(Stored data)
------------------------------------------------------------

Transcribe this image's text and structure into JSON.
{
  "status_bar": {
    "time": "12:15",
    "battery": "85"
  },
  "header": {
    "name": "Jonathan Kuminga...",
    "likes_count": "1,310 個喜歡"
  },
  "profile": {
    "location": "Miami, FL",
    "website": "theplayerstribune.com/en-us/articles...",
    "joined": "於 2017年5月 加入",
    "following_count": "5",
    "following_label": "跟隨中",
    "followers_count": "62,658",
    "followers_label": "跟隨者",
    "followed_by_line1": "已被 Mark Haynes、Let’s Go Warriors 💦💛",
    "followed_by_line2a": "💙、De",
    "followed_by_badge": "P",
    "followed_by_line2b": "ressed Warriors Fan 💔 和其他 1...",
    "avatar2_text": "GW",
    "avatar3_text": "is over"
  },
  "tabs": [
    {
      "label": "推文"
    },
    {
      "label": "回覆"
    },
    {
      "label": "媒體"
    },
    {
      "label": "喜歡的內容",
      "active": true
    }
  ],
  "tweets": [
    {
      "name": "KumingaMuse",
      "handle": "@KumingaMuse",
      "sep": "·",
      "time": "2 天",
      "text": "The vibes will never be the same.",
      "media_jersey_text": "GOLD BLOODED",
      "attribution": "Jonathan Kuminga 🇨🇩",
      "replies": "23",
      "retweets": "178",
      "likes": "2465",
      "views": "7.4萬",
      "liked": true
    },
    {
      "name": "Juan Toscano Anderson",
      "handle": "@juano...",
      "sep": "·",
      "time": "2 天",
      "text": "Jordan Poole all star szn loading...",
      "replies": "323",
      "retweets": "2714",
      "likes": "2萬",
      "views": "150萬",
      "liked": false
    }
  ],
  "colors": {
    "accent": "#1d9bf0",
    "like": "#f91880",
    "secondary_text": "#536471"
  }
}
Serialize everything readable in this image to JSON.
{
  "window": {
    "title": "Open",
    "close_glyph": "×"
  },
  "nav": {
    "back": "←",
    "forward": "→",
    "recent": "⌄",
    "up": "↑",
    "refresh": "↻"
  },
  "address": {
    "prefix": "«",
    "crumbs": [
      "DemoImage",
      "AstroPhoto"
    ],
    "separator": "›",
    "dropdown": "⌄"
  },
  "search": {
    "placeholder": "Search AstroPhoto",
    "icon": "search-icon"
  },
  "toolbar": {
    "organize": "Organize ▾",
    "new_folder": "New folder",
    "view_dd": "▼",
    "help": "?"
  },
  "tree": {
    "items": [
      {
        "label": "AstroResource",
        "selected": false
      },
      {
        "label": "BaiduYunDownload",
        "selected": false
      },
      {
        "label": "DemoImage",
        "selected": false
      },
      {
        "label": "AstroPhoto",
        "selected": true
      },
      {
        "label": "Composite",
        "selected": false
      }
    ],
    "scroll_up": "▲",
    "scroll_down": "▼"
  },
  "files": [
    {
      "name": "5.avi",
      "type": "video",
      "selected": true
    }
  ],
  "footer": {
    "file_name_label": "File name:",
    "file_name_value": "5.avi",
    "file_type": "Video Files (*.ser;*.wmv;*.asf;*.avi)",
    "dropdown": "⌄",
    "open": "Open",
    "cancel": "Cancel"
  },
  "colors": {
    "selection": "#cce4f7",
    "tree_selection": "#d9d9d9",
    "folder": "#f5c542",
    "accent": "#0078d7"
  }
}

------------------------------------------------------------

*Brief*
Every entry must be output again, exactly as written above.

*Exercise output*
Transcribe this image's text and structure into JSON.
{
  "status_bar": {
    "time": "12:15",
    "battery": "85"
  },
  "header": {
    "name": "Jonathan Kuminga...",
    "likes_count": "1,310 個喜歡"
  },
  "profile": {
    "location": "Miami, FL",
    "website": "theplayerstribune.com/en-us/articles...",
    "joined": "於 2017年5月 加入",
    "following_count": "5",
    "following_label": "跟隨中",
    "followers_count": "62,658",
    "followers_label": "跟隨者",
    "followed_by_line1": "已被 Mark Haynes、Let’s Go Warriors 💦💛",
    "followed_by_line2a": "💙、De",
    "followed_by_badge": "P",
    "followed_by_line2b": "ressed Warriors Fan 💔 和其他 1...",
    "avatar2_text": "GW",
    "avatar3_text": "is over"
  },
  "tabs": [
    {
      "label": "推文"
    },
    {
      "label": "回覆"
    },
    {
      "label": "媒體"
    },
    {
      "label": "喜歡的內容",
      "active": true
    }
  ],
  "tweets": [
    {
      "name": "KumingaMuse",
      "handle": "@KumingaMuse",
      "sep": "·",
      "time": "2 天",
      "text": "The vibes will never be the same.",
      "media_jersey_text": "GOLD BLOODED",
      "attribution": "Jonathan Kuminga 🇨🇩",
      "replies": "23",
      "retweets": "178",
      "likes": "2465",
      "views": "7.4萬",
      "liked": true
    },
    {
      "name": "Juan Toscano Anderson",
      "handle": "@juano...",
      "sep": "·",
      "time": "2 天",
      "text": "Jordan Poole all star szn loading...",
      "replies": "323",
      "retweets": "2714",
      "likes": "2萬",
      "views": "150萬",
      "liked": false
    }
  ],
  "colors": {
    "accent": "#1d9bf0",
    "like": "#f91880",
    "secondary_text": "#536471"
  }
}
Serialize everything readable in this image to JSON.
{
  "window": {
    "title": "Open",
    "close_glyph": "×"
  },
  "nav": {
    "back": "←",
    "forward": "→",
    "recent": "⌄",
    "up": "↑",
    "refresh": "↻"
  },
  "address": {
    "prefix": "«",
    "crumbs": [
      "DemoImage",
      "AstroPhoto"
    ],
    "separator": "›",
    "dropdown": "⌄"
  },
  "search": {
    "placeholder": "Search AstroPhoto",
    "icon": "search-icon"
  },
  "toolbar": {
    "organize": "Organize ▾",
    "new_folder": "New folder",
    "view_dd": "▼",
    "help": "?"
  },
  "tree": {
    "items": [
      {
        "label": "AstroResource",
        "selected": false
      },
      {
        "label": "BaiduYunDownload",
        "selected": false
      },
      {
        "label": "DemoImage",
        "selected": false
      },
      {
        "label": "AstroPhoto",
        "selected": true
      },
      {
        "label": "Composite",
        "selected": false
      }
    ],
    "scroll_up": "▲",
    "scroll_down": "▼"
  },
  "files": [
    {
      "name": "5.avi",
      "type": "video",
      "selected": true
    }
  ],
  "footer": {
    "file_name_label": "File name:",
    "file_name_value": "5.avi",
    "file_type": "Video Files (*.ser;*.wmv;*.asf;*.avi)",
    "dropdown": "⌄",
    "open": "Open",
    "cancel": "Cancel"
  },
  "colors": {
    "selection": "#cce4f7",
    "tree_selection": "#d9d9d9",
    "folder": "#f5c542",
    "accent": "#0078d7"
  }
}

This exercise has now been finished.